> [PASSAGE TO READ]

== Segment start ==

Nota Bene: If you’re on Leopard and trying to replicate a symbol-laden version of an app you shipped with Tiger, you’ll probably have to tweak Xcode to use the old linker, in order to get a build whose memory addresses match up with your old Tiger-built application. Might be easier to just go back to Tiger and rebuild it there.

I know this was probably common knowledge for some of you, but I also know from experience of chatting with my colleagues that this is completely new, forehead-slapping “why didn’t I know about that?!” type material for many others. I hope it saves you hours of work. Possibly even enough hours to continue reading long articles such as this one!

MacSanta Is Coming To Town

December 4th, 2007

My friend Paul Kafasis at Rogue Amoeba, and his team put together a pretty amazing setup this year for developers to communicate “holiday deals” directly to customers. It’s a pretty simple set up: every day until Dec 24, a new set of mystery software developers will be unveiled as participants in the program. On the day of their unveiling, the products they sell are offered at 20% off the regular price. If you miss a developer on the day they debut, you can still get 10% off any time during the rest of December.

Today is my MacSanta day! Check me out!

Unfortunately, today has also already been a lesson in under-testing new features. Partly in anticipation of this promotion, I added the ability to accept and process coupon codes in my store. This works great … if you’re using a credit card to check out. If you use PayPal apparently the coupon gets lost in the process of going out to PayPal and then coming back.

There’s always something!

Update: PayPal coupon bug fixed. Hopefully smooth sailing for the rest of the month!

FastScripts Keyboard Shortcuts On Leopard

November 28th, 2007

It has been brought to my attention that some users are experiencing a bug with FastScripts on Leopard, where keyboard shortcuts just seem to “stop working.” Unfortunately when this happens, there are no helpful clues in the console, and the application seems to need to be quit and relaunched for shortcuts to start firing again.

I use FastScripts constantly and, truth be told, I did see this behavior in an earlier Leopard beta seed. But since the GM 10.5 and 10.5.1 releases, I have yet to see this problem even once.

I’m hoping to get some feedback from other users who have been running FastScripts on Leopard, and might have possibly seen this behavior. Please let me know if you have any ideas about what might be provoking it. Whether certain scripts might cause it to start happen, etc.

Finally, if you recognize this kind of faulty behavior, perhaps something you’ve seen in another application that supports global shortcuts, I’d be interested in hearing about it. Basically, I’m interesting in any clues that you can provide to help me figure out what might be going wrong here.

Thanks!

Mac Developer Network Launches

November 21st, 2007

Our friend Scotty, who is responsible for the Late Night Cocoa podcast, has just expanded his offerings, launching a “network” of Mac developer related podcasts and web content. The second podcast in the lineup is a roundtable format, such as you might hear on such excellent shows at Leo Laporte’s MacBreak Weekly and This Week in Tech.

== Segment end ==

> [ENTRIES SUPPLIED]
== Segment start ==

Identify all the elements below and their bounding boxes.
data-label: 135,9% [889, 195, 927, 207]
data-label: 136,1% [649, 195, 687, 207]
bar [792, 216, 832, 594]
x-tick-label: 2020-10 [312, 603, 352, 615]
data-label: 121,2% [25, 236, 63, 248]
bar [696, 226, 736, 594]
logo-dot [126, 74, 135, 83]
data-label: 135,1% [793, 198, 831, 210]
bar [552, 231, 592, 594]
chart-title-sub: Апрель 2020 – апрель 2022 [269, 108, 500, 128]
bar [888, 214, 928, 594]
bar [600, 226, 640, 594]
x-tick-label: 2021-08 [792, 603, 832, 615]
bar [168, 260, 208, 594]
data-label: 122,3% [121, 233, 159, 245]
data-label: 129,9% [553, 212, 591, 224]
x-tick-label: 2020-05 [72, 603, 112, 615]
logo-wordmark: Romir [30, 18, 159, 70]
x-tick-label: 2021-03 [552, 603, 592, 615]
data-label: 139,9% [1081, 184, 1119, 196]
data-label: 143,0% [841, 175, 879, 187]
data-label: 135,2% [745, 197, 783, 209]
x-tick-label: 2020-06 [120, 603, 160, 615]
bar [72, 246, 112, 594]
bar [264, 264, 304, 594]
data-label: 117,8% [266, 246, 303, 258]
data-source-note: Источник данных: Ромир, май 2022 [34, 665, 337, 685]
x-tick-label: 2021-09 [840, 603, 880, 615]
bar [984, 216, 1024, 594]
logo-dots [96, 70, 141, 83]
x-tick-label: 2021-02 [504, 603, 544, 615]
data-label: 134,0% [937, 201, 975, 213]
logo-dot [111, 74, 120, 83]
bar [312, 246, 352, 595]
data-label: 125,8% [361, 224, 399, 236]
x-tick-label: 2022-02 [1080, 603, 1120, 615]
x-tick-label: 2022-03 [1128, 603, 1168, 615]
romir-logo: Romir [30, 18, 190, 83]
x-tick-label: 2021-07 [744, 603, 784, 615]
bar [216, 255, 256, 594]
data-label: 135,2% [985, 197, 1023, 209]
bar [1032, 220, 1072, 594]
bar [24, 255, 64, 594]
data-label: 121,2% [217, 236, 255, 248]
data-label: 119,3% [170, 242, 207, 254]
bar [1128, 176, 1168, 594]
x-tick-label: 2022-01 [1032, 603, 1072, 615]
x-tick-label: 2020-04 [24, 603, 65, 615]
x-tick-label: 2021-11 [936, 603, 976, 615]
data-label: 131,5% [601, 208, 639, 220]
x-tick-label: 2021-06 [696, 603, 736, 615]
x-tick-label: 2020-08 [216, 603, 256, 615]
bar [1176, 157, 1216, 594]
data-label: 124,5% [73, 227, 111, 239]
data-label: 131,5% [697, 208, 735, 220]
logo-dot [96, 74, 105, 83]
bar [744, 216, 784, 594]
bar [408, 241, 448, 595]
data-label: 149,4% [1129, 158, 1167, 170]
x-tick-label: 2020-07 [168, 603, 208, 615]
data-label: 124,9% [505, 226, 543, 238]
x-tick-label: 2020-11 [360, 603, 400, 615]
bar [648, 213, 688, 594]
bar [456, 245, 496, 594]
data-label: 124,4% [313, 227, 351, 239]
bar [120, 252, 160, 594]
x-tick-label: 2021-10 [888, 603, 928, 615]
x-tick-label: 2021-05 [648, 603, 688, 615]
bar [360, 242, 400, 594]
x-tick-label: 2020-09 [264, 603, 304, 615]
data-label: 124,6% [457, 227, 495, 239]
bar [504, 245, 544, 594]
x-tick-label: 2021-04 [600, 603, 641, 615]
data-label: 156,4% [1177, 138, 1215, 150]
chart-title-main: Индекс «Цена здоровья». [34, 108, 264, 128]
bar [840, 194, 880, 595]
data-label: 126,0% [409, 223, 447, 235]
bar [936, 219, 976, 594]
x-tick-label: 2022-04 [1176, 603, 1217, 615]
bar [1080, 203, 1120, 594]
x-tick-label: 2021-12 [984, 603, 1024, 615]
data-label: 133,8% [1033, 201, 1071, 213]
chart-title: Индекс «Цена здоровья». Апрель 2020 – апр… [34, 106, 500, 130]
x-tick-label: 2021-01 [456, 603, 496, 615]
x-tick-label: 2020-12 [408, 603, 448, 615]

== Segment end ==

> [PROBLEM DESCRIPTION]
Answer these questions from the blog excerpt, labeling each answer with its letter.
(a) What discount applies to a participating developer's products on the day that developer is unveiled?
(b) With which checkout method did coupon codes get lost?
(c) When FastScripts keyboard shortcuts stop working on Leopard, what must happen before they start firing again?

> [RESULT]
(a) 20% off the regular price.
(b) PayPal.
(c) The application has to be quit and relaunched.